▸ **Data excerpts**:

⟨

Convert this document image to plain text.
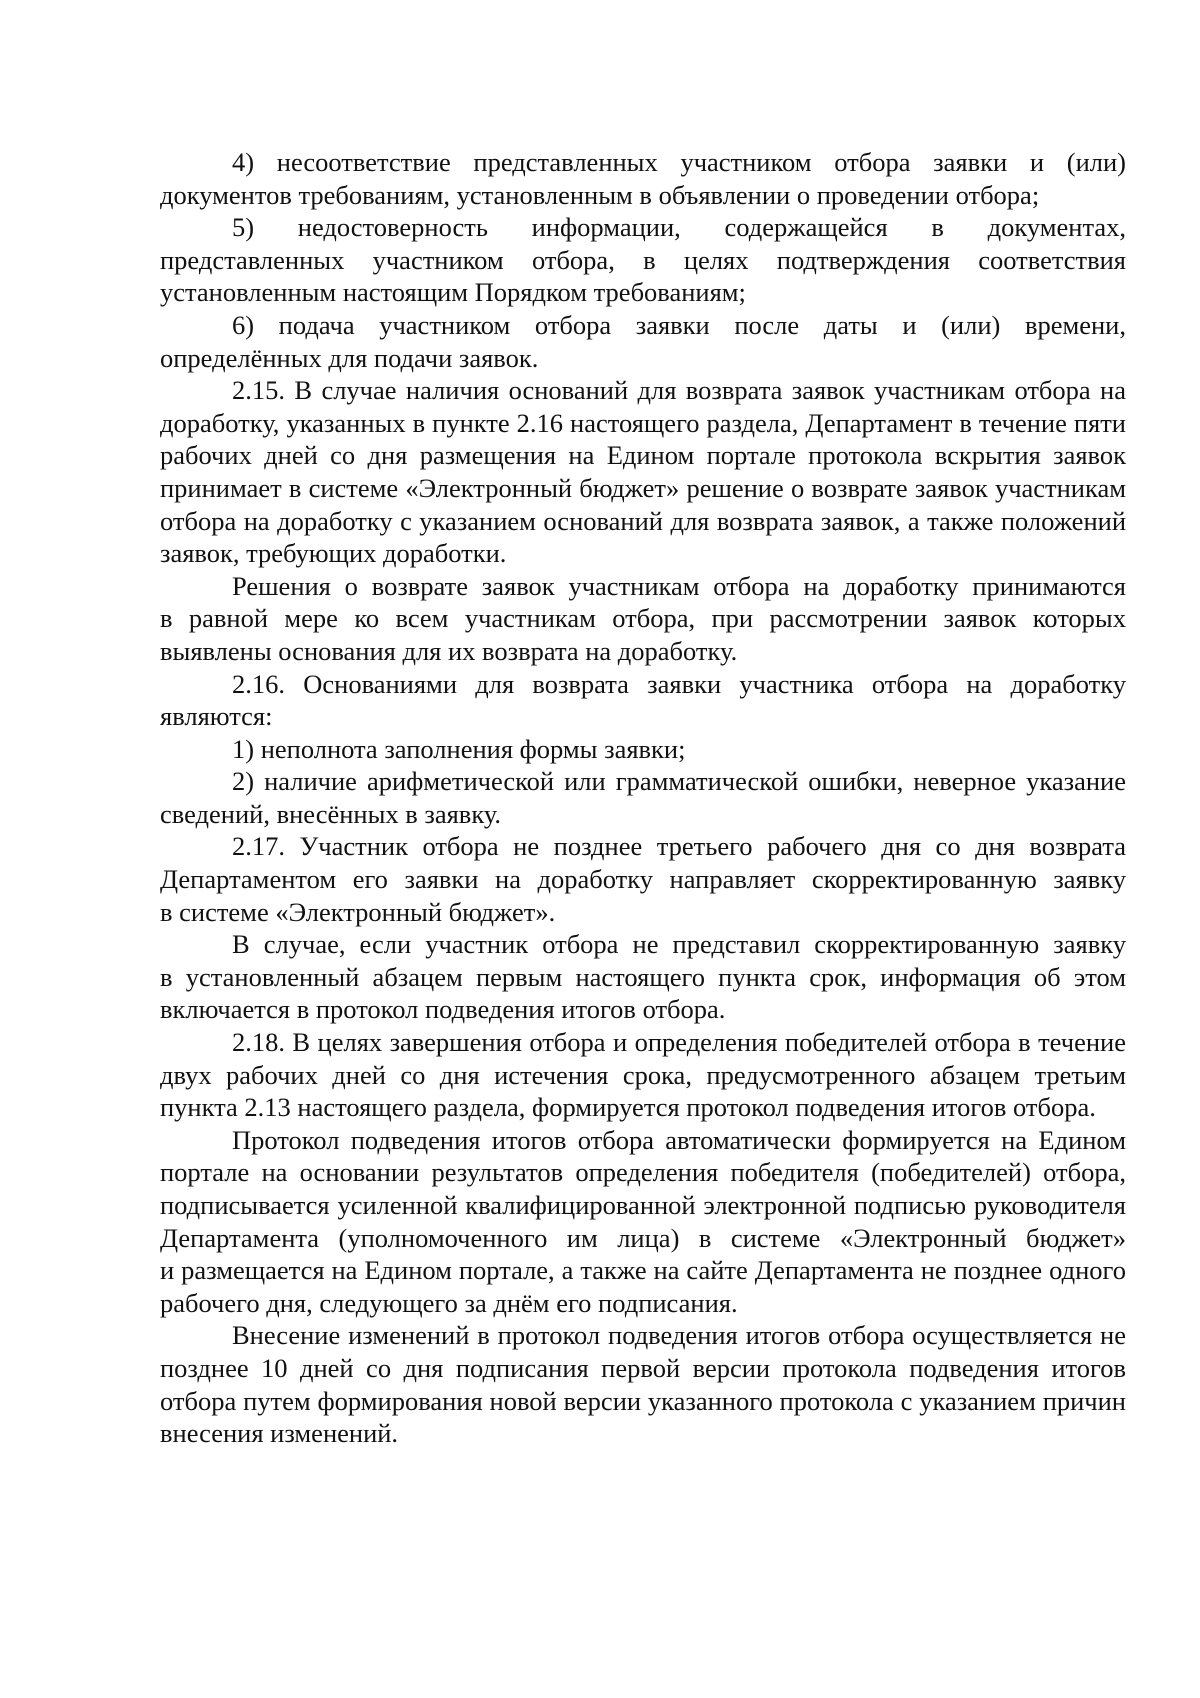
4) несоответствие представленных участником отбора заявки и (или) документов требованиям, установленным в объявлении о проведении отбора;

5) недостоверность информации, содержащейся в документах, представленных участником отбора, в целях подтверждения соответствия установленным настоящим Порядком требованиям;

6) подача участником отбора заявки после даты и (или) времени, определённых для подачи заявок.

2.15. В случае наличия оснований для возврата заявок участникам отбора на доработку, указанных в пункте 2.16 настоящего раздела, Департамент в течение пяти рабочих дней со дня размещения на Едином портале протокола вскрытия заявок принимает в системе «Электронный бюджет» решение о возврате заявок участникам отбора на доработку с указанием оснований для возврата заявок, а также положений заявок, требующих доработки.

Решения о возврате заявок участникам отбора на доработку принимаются в равной мере ко всем участникам отбора, при рассмотрении заявок которых выявлены основания для их возврата на доработку.

2.16. Основаниями для возврата заявки участника отбора на доработку являются:

1) неполнота заполнения формы заявки;

2) наличие арифметической или грамматической ошибки, неверное указание сведений, внесённых в заявку.

2.17. Участник отбора не позднее третьего рабочего дня со дня возврата Департаментом его заявки на доработку направляет скорректированную заявку в системе «Электронный бюджет».

В случае, если участник отбора не представил скорректированную заявку в установленный абзацем первым настоящего пункта срок, информация об этом включается в протокол подведения итогов отбора.

2.18. В целях завершения отбора и определения победителей отбора в течение двух рабочих дней со дня истечения срока, предусмотренного абзацем третьим пункта 2.13 настоящего раздела, формируется протокол подведения итогов отбора.

Протокол подведения итогов отбора автоматически формируется на Едином портале на основании результатов определения победителя (победителей) отбора, подписывается усиленной квалифицированной электронной подписью руководителя Департамента (уполномоченного им лица) в системе «Электронный бюджет» и размещается на Едином портале, а также на сайте Департамента не позднее одного рабочего дня, следующего за днём его подписания.

Внесение изменений в протокол подведения итогов отбора осуществляется не позднее 10 дней со дня подписания первой версии протокола подведения итогов отбора путем формирования новой версии указанного протокола с указанием причин внесения изменений.
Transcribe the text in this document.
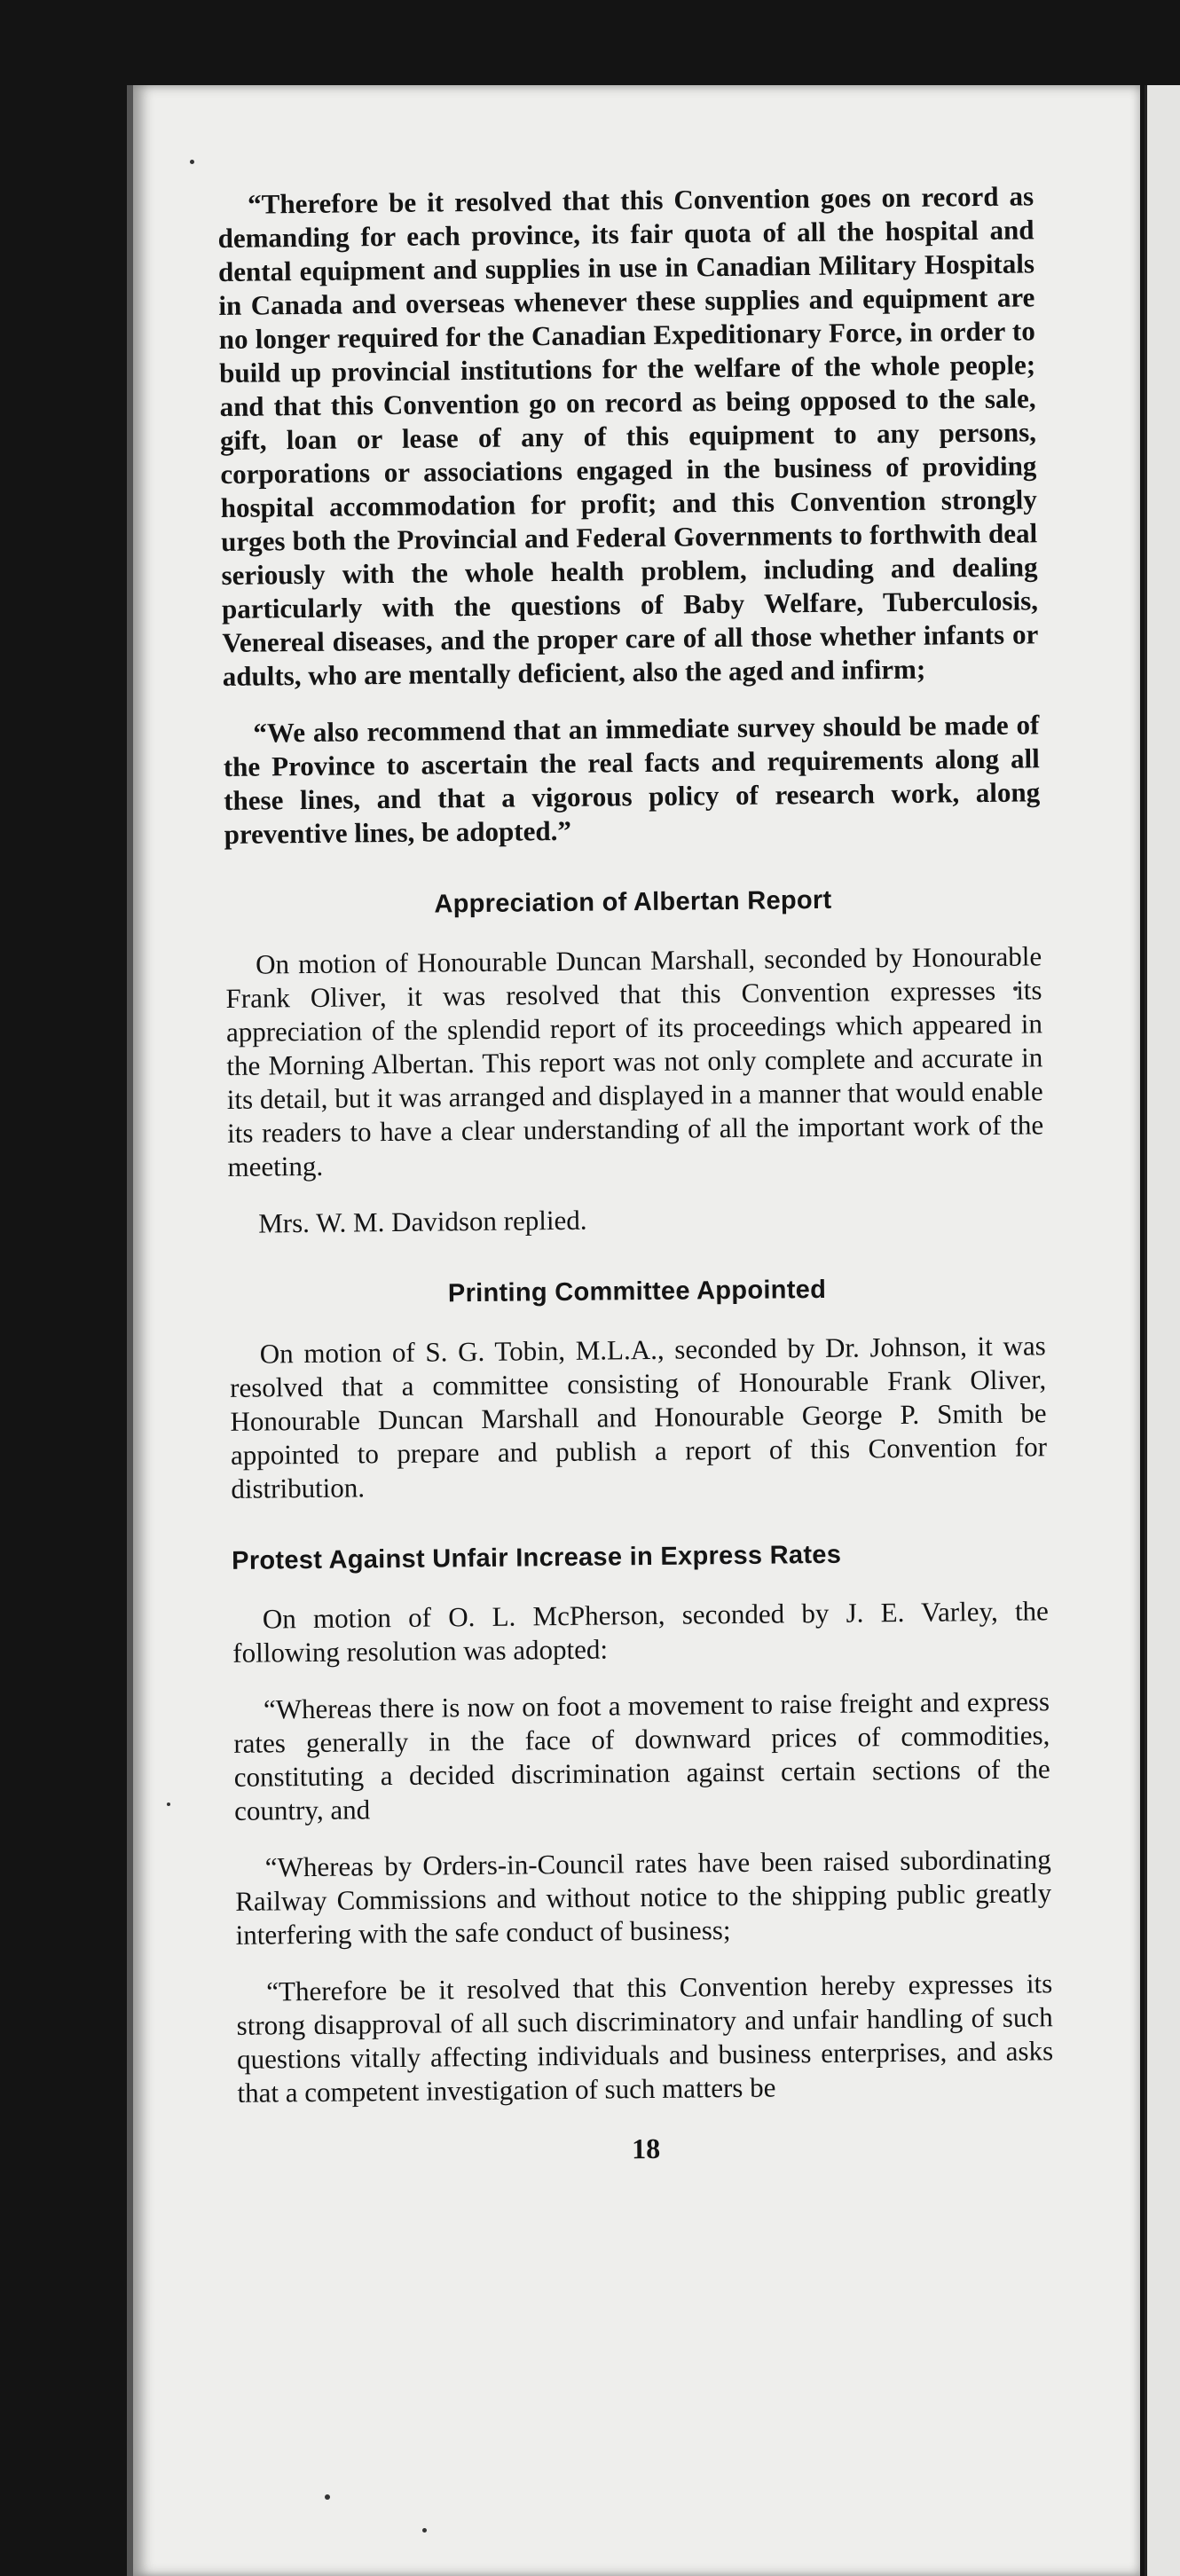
“Therefore be it resolved that this Convention goes on record as demanding for each province, its fair quota of all the hospital and dental equipment and supplies in use in Canadian Military Hospitals in Canada and overseas whenever these supplies and equipment are no longer required for the Canadian Expeditionary Force, in order to build up provincial institutions for the welfare of the whole people; and that this Convention go on record as being opposed to the sale, gift, loan or lease of any of this equipment to any persons, corporations or associations engaged in the business of providing hospital accommodation for profit; and this Convention strongly urges both the Provincial and Federal Governments to forthwith deal seriously with the whole health problem, including and dealing particularly with the questions of Baby Welfare, Tuberculosis, Venereal diseases, and the proper care of all those whether infants or adults, who are mentally deficient, also the aged and infirm;

“We also recommend that an immediate survey should be made of the Province to ascertain the real facts and requirements along all these lines, and that a vigorous policy of research work, along preventive lines, be adopted.”

Appreciation of Albertan Report

On motion of Honourable Duncan Marshall, seconded by Honourable Frank Oliver, it was resolved that this Convention expresses its appreciation of the splendid report of its proceedings which appeared in the Morning Albertan. This report was not only complete and accurate in its detail, but it was arranged and displayed in a manner that would enable its readers to have a clear understanding of all the important work of the meeting.

Mrs. W. M. Davidson replied.

Printing Committee Appointed

On motion of S. G. Tobin, M.L.A., seconded by Dr. Johnson, it was resolved that a committee consisting of Honourable Frank Oliver, Honourable Duncan Marshall and Honourable George P. Smith be appointed to prepare and publish a report of this Convention for distribution.

Protest Against Unfair Increase in Express Rates

On motion of O. L. McPherson, seconded by J. E. Varley, the following resolution was adopted:

“Whereas there is now on foot a movement to raise freight and express rates generally in the face of downward prices of commodities, constituting a decided discrimination against certain sections of the country, and

“Whereas by Orders-in-Council rates have been raised subordinating Railway Commissions and without notice to the shipping public greatly interfering with the safe conduct of business;

“Therefore be it resolved that this Convention hereby expresses its strong disapproval of all such discriminatory and unfair handling of such questions vitally affecting individuals and business enterprises, and asks that a competent investigation of such matters be

18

⟩

▸ **Stated goal**: Locate and copy each line in the data above that includes the word "document".

▸ **Problem solution**:
Convert this document image to plain text.
Transcribe the text in this document.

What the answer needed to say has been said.